Generazioni a confronto / Trent'anni: there's a million things to be
Molte volte negli ultimi anni ho discusso accanitamente con mia madre perché, vicini o ormai raggiunti i trent’anni, ero troppo grande, a suo avviso, per vivere “in condivisione”. Da adulti si vive o con l’uomo (meglio non la donna ma, in caso, pace) che ci si è scelti ed eventualmente (meglio di sì) con dei figli. O altrimenti da soli.
Vivere con amici è socialmente accettato, come passaggio necessario per una generazione di precariato lavorativo ed esistenziale, solo in mancanza di soluzioni “stabili”: semplicemente costa meno, meno di una famiglia e meno di un monolocale.
Chiaramente ci sono altri aspetti positivi: se non si ha tempo di fare la spesa, la farà qualcun altro, e viceversa; se si è stanchi o disperati, ci sarà chi all’occorrenza ci prepara una pasta e più o meno volentieri ci ascolta; si è liberi di uscire insieme oppure no; se si vuole stare soli basta chiudere la porta, ma c’è sempre la possibilità insieme fastidiosa ed enormemente rincuorante che qualcuno venga a disturbarci per proporre un bicchiere di whisky prima di andare a dormire, o per dire di svuotare quella maledetta lavatrice. Capita che non si abbia voglia di uscire ma nemmeno di sprofondare in Netflix, si può comodamente chiacchierare in cucina e sbronzarsi e non dover fare poi nemmeno la fatica di tornare a casa. L’affetto non lo si deve necessariamente andare a cercare fuori: almeno un po’, è già lì.

**RICHIESTE:**
**A.** Secondo l'estratto, rispetto a quali due soluzioni abitative vivere con amici costa meno?
**B.** Restituisci senza alterazioni la porzione dell'estratto da "Generazioni a confronto" fino a "altrimenti da soli." incluso.

**ESTRATTO DEL DATASET:**
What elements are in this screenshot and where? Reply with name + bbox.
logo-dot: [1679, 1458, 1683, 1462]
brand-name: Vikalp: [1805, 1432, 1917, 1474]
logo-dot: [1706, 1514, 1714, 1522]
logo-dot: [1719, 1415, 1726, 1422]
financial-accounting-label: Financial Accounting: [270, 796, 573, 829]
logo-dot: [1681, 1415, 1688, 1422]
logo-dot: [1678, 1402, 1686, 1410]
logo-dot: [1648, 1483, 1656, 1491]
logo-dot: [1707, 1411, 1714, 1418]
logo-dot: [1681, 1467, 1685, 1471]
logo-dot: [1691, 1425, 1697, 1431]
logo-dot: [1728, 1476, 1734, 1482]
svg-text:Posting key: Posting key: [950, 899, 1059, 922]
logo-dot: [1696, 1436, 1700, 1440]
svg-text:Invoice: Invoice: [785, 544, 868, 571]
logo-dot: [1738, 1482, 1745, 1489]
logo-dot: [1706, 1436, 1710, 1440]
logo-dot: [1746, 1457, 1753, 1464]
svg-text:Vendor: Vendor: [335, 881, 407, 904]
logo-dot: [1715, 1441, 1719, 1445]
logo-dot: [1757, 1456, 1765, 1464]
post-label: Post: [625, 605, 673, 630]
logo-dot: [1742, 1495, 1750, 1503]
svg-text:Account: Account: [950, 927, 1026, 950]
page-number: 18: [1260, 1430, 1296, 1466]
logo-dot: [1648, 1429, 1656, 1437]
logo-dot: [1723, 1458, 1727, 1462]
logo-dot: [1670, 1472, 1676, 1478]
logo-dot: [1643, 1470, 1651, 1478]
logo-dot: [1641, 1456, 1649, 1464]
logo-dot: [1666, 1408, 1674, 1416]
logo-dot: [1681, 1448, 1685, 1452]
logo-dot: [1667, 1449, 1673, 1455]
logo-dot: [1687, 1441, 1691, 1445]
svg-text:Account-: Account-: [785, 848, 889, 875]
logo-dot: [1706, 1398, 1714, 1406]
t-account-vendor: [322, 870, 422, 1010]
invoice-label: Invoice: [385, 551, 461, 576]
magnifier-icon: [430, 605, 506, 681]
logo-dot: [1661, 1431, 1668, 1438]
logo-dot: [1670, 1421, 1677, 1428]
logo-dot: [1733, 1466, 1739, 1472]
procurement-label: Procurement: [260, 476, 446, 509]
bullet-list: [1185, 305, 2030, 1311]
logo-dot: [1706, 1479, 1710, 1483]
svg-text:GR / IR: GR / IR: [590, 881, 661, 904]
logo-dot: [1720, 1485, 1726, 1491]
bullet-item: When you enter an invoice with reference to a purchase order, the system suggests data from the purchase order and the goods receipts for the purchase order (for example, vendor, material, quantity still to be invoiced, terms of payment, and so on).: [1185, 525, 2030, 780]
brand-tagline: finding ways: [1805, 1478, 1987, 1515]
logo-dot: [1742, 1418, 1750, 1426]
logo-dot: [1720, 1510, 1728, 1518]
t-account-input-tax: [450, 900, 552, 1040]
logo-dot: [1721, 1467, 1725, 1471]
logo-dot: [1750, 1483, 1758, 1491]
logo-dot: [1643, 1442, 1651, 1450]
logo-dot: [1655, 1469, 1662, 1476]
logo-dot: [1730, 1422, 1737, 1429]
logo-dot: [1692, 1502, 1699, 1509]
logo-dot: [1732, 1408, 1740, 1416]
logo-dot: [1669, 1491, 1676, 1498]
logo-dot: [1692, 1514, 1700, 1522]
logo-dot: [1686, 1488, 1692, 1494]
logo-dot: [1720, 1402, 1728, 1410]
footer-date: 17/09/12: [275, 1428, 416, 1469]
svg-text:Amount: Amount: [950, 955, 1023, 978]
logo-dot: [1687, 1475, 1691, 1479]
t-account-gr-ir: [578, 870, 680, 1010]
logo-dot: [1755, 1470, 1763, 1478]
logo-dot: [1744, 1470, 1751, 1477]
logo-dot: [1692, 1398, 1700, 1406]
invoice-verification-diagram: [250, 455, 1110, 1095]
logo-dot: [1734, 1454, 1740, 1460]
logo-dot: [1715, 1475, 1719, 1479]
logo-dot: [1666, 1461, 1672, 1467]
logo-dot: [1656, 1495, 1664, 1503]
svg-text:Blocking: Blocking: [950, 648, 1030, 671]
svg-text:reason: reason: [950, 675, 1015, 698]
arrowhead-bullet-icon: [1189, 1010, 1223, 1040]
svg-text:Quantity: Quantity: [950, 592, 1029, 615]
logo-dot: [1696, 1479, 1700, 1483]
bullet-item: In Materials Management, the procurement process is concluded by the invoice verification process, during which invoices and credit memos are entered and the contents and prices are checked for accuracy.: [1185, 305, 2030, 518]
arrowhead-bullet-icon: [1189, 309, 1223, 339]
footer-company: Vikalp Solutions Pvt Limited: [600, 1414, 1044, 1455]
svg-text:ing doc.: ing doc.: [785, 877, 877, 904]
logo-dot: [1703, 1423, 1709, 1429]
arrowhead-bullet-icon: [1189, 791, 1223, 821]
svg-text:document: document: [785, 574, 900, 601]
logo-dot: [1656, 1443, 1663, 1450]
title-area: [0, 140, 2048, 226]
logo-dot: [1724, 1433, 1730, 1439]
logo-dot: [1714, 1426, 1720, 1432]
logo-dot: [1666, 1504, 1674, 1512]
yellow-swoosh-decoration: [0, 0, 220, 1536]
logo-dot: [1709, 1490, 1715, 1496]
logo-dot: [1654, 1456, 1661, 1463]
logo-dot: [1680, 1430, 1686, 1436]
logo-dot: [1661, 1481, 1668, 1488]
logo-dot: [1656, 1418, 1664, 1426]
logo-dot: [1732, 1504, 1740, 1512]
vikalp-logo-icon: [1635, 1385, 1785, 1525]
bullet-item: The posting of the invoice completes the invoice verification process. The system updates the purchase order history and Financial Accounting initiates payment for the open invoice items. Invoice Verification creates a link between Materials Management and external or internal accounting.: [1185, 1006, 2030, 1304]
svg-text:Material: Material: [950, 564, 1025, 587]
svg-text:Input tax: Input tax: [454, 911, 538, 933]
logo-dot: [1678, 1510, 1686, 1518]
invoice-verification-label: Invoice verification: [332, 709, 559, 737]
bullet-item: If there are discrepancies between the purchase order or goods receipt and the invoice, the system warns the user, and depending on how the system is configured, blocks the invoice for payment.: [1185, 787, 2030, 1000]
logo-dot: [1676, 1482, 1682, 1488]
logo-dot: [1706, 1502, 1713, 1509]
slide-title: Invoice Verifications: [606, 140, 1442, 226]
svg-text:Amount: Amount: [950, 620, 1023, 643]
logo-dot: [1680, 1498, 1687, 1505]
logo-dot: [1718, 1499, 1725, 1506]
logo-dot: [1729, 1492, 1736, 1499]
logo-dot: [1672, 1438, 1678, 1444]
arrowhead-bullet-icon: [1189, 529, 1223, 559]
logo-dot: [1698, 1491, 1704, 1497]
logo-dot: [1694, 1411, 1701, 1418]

**SOLUZIONI DI SEGUITO:**
**A.** Rispetto a una famiglia e a un monolocale.

**B.**
Generazioni a confronto / Trent'anni: there's a million things to be
Molte volte negli ultimi anni ho discusso accanitamente con mia madre perché, vicini o ormai raggiunti i trent’anni, ero troppo grande, a suo avviso, per vivere “in condivisione”. Da adulti si vive o con l’uomo (meglio non la donna ma, in caso, pace) che ci si è scelti ed eventualmente (meglio di sì) con dei figli. O altrimenti da soli.